Your task » Reproduce all entries precisely, down to the last character.

Information provided »
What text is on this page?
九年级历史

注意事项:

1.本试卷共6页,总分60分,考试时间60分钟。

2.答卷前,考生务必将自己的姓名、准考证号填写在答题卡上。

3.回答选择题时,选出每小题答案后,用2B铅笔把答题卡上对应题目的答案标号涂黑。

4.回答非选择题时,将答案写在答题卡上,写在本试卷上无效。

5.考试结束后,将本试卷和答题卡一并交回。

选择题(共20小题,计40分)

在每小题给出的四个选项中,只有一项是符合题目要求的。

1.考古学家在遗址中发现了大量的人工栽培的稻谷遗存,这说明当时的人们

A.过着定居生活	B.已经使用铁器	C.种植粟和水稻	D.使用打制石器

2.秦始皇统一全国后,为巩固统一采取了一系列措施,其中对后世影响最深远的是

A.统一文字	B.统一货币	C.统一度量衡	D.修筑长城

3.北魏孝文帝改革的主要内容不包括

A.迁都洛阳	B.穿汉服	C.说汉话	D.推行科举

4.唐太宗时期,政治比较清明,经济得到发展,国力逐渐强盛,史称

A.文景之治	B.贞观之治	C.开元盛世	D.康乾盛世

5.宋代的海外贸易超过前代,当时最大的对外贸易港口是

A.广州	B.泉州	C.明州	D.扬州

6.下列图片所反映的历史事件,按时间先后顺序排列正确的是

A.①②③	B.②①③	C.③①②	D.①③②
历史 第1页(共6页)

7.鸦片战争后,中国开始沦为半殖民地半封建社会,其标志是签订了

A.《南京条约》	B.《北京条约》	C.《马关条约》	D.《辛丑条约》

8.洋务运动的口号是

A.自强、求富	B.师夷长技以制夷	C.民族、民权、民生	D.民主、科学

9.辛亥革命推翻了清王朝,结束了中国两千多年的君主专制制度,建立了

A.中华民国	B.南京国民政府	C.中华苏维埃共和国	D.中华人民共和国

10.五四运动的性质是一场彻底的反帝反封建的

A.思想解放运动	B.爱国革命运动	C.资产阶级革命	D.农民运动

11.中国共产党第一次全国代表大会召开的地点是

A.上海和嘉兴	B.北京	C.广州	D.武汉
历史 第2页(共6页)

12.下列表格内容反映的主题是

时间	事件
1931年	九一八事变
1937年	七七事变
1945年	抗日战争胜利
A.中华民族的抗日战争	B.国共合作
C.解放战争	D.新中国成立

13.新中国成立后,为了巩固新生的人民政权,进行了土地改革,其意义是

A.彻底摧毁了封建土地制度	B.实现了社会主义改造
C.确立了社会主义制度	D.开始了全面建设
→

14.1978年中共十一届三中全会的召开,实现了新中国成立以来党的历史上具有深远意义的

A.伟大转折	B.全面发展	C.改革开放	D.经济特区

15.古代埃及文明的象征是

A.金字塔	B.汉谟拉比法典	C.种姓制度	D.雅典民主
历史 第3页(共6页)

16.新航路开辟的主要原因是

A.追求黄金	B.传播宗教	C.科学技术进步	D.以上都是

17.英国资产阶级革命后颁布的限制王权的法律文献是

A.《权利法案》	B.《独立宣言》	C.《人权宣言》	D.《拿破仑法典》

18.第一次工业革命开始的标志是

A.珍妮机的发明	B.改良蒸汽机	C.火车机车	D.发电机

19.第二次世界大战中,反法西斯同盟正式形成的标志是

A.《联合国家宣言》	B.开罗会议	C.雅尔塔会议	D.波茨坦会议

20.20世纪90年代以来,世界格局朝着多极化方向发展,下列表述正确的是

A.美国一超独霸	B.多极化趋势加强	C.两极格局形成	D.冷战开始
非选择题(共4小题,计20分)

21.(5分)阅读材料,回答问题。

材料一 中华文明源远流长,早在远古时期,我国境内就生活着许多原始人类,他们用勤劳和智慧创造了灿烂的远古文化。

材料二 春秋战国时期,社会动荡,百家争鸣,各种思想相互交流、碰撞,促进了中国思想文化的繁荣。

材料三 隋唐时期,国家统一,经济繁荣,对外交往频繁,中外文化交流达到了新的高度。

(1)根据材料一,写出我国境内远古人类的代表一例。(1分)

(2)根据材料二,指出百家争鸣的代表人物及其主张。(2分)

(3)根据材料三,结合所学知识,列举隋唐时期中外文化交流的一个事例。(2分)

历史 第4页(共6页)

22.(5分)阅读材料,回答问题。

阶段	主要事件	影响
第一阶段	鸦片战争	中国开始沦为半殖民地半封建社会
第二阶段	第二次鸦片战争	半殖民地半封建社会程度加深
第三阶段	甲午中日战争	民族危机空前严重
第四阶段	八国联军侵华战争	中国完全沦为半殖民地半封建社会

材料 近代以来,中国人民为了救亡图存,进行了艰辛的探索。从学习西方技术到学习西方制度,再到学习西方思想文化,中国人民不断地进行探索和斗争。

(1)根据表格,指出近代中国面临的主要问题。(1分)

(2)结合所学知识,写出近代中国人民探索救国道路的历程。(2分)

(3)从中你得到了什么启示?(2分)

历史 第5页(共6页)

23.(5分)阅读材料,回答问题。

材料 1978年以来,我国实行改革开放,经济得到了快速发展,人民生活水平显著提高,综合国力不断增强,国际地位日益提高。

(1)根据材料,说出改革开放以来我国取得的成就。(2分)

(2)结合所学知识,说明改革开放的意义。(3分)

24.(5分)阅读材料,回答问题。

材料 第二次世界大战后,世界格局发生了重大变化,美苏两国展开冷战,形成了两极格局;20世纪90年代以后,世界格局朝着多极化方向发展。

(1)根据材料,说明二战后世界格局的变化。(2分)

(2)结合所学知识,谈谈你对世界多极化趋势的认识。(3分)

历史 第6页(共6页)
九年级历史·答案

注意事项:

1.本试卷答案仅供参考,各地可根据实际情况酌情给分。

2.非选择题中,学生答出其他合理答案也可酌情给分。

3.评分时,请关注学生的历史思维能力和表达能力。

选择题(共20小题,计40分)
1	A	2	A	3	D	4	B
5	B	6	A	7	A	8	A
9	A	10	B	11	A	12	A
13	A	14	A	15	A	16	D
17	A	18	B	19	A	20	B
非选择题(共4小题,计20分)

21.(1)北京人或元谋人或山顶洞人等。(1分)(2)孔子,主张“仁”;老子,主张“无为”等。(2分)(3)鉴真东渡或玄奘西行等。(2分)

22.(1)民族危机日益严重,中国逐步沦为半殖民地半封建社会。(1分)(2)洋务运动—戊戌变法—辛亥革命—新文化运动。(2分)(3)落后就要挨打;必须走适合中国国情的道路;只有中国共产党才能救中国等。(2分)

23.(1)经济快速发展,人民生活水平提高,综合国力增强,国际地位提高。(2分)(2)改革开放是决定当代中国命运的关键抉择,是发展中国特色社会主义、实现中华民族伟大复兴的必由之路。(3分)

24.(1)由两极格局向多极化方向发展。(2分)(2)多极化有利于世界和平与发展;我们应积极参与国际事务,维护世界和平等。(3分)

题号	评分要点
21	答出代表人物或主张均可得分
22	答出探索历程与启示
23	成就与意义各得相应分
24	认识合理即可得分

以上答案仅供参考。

The reply »
What text is on this page?
九年级历史

注意事项:

1.本试卷共6页,总分60分,考试时间60分钟。

2.答卷前,考生务必将自己的姓名、准考证号填写在答题卡上。

3.回答选择题时,选出每小题答案后,用2B铅笔把答题卡上对应题目的答案标号涂黑。

4.回答非选择题时,将答案写在答题卡上,写在本试卷上无效。

5.考试结束后,将本试卷和答题卡一并交回。

选择题(共20小题,计40分)

在每小题给出的四个选项中,只有一项是符合题目要求的。

1.考古学家在遗址中发现了大量的人工栽培的稻谷遗存,这说明当时的人们

A.过着定居生活	B.已经使用铁器	C.种植粟和水稻	D.使用打制石器

2.秦始皇统一全国后,为巩固统一采取了一系列措施,其中对后世影响最深远的是

A.统一文字	B.统一货币	C.统一度量衡	D.修筑长城

3.北魏孝文帝改革的主要内容不包括

A.迁都洛阳	B.穿汉服	C.说汉话	D.推行科举

4.唐太宗时期,政治比较清明,经济得到发展,国力逐渐强盛,史称

A.文景之治	B.贞观之治	C.开元盛世	D.康乾盛世

5.宋代的海外贸易超过前代,当时最大的对外贸易港口是

A.广州	B.泉州	C.明州	D.扬州

6.下列图片所反映的历史事件,按时间先后顺序排列正确的是

A.①②③	B.②①③	C.③①②	D.①③②
历史 第1页(共6页)

7.鸦片战争后,中国开始沦为半殖民地半封建社会,其标志是签订了

A.《南京条约》	B.《北京条约》	C.《马关条约》	D.《辛丑条约》

8.洋务运动的口号是

A.自强、求富	B.师夷长技以制夷	C.民族、民权、民生	D.民主、科学

9.辛亥革命推翻了清王朝,结束了中国两千多年的君主专制制度,建立了

A.中华民国	B.南京国民政府	C.中华苏维埃共和国	D.中华人民共和国

10.五四运动的性质是一场彻底的反帝反封建的

A.思想解放运动	B.爱国革命运动	C.资产阶级革命	D.农民运动

11.中国共产党第一次全国代表大会召开的地点是

A.上海和嘉兴	B.北京	C.广州	D.武汉
历史 第2页(共6页)

12.下列表格内容反映的主题是

时间	事件
1931年	九一八事变
1937年	七七事变
1945年	抗日战争胜利
A.中华民族的抗日战争	B.国共合作
C.解放战争	D.新中国成立

13.新中国成立后,为了巩固新生的人民政权,进行了土地改革,其意义是

A.彻底摧毁了封建土地制度	B.实现了社会主义改造
C.确立了社会主义制度	D.开始了全面建设
→

14.1978年中共十一届三中全会的召开,实现了新中国成立以来党的历史上具有深远意义的

A.伟大转折	B.全面发展	C.改革开放	D.经济特区

15.古代埃及文明的象征是

A.金字塔	B.汉谟拉比法典	C.种姓制度	D.雅典民主
历史 第3页(共6页)

16.新航路开辟的主要原因是

A.追求黄金	B.传播宗教	C.科学技术进步	D.以上都是

17.英国资产阶级革命后颁布的限制王权的法律文献是

A.《权利法案》	B.《独立宣言》	C.《人权宣言》	D.《拿破仑法典》

18.第一次工业革命开始的标志是

A.珍妮机的发明	B.改良蒸汽机	C.火车机车	D.发电机

19.第二次世界大战中,反法西斯同盟正式形成的标志是

A.《联合国家宣言》	B.开罗会议	C.雅尔塔会议	D.波茨坦会议

20.20世纪90年代以来,世界格局朝着多极化方向发展,下列表述正确的是

A.美国一超独霸	B.多极化趋势加强	C.两极格局形成	D.冷战开始
非选择题(共4小题,计20分)

21.(5分)阅读材料,回答问题。

材料一 中华文明源远流长,早在远古时期,我国境内就生活着许多原始人类,他们用勤劳和智慧创造了灿烂的远古文化。

材料二 春秋战国时期,社会动荡,百家争鸣,各种思想相互交流、碰撞,促进了中国思想文化的繁荣。

材料三 隋唐时期,国家统一,经济繁荣,对外交往频繁,中外文化交流达到了新的高度。

(1)根据材料一,写出我国境内远古人类的代表一例。(1分)

(2)根据材料二,指出百家争鸣的代表人物及其主张。(2分)

(3)根据材料三,结合所学知识,列举隋唐时期中外文化交流的一个事例。(2分)

历史 第4页(共6页)

22.(5分)阅读材料,回答问题。

阶段	主要事件	影响
第一阶段	鸦片战争	中国开始沦为半殖民地半封建社会
第二阶段	第二次鸦片战争	半殖民地半封建社会程度加深
第三阶段	甲午中日战争	民族危机空前严重
第四阶段	八国联军侵华战争	中国完全沦为半殖民地半封建社会

材料 近代以来,中国人民为了救亡图存,进行了艰辛的探索。从学习西方技术到学习西方制度,再到学习西方思想文化,中国人民不断地进行探索和斗争。

(1)根据表格,指出近代中国面临的主要问题。(1分)

(2)结合所学知识,写出近代中国人民探索救国道路的历程。(2分)

(3)从中你得到了什么启示?(2分)

历史 第5页(共6页)

23.(5分)阅读材料,回答问题。

材料 1978年以来,我国实行改革开放,经济得到了快速发展,人民生活水平显著提高,综合国力不断增强,国际地位日益提高。

(1)根据材料,说出改革开放以来我国取得的成就。(2分)

(2)结合所学知识,说明改革开放的意义。(3分)

24.(5分)阅读材料,回答问题。

材料 第二次世界大战后,世界格局发生了重大变化,美苏两国展开冷战,形成了两极格局;20世纪90年代以后,世界格局朝着多极化方向发展。

(1)根据材料,说明二战后世界格局的变化。(2分)

(2)结合所学知识,谈谈你对世界多极化趋势的认识。(3分)

历史 第6页(共6页)
九年级历史·答案

注意事项:

1.本试卷答案仅供参考,各地可根据实际情况酌情给分。

2.非选择题中,学生答出其他合理答案也可酌情给分。

3.评分时,请关注学生的历史思维能力和表达能力。

选择题(共20小题,计40分)
1	A	2	A	3	D	4	B
5	B	6	A	7	A	8	A
9	A	10	B	11	A	12	A
13	A	14	A	15	A	16	D
17	A	18	B	19	A	20	B
非选择题(共4小题,计20分)

21.(1)北京人或元谋人或山顶洞人等。(1分)(2)孔子,主张“仁”;老子,主张“无为”等。(2分)(3)鉴真东渡或玄奘西行等。(2分)

22.(1)民族危机日益严重,中国逐步沦为半殖民地半封建社会。(1分)(2)洋务运动—戊戌变法—辛亥革命—新文化运动。(2分)(3)落后就要挨打;必须走适合中国国情的道路;只有中国共产党才能救中国等。(2分)

23.(1)经济快速发展,人民生活水平提高,综合国力增强,国际地位提高。(2分)(2)改革开放是决定当代中国命运的关键抉择,是发展中国特色社会主义、实现中华民族伟大复兴的必由之路。(3分)

24.(1)由两极格局向多极化方向发展。(2分)(2)多极化有利于世界和平与发展;我们应积极参与国际事务,维护世界和平等。(3分)

题号	评分要点
21	答出代表人物或主张均可得分
22	答出探索历程与启示
23	成就与意义各得相应分
24	认识合理即可得分

以上答案仅供参考。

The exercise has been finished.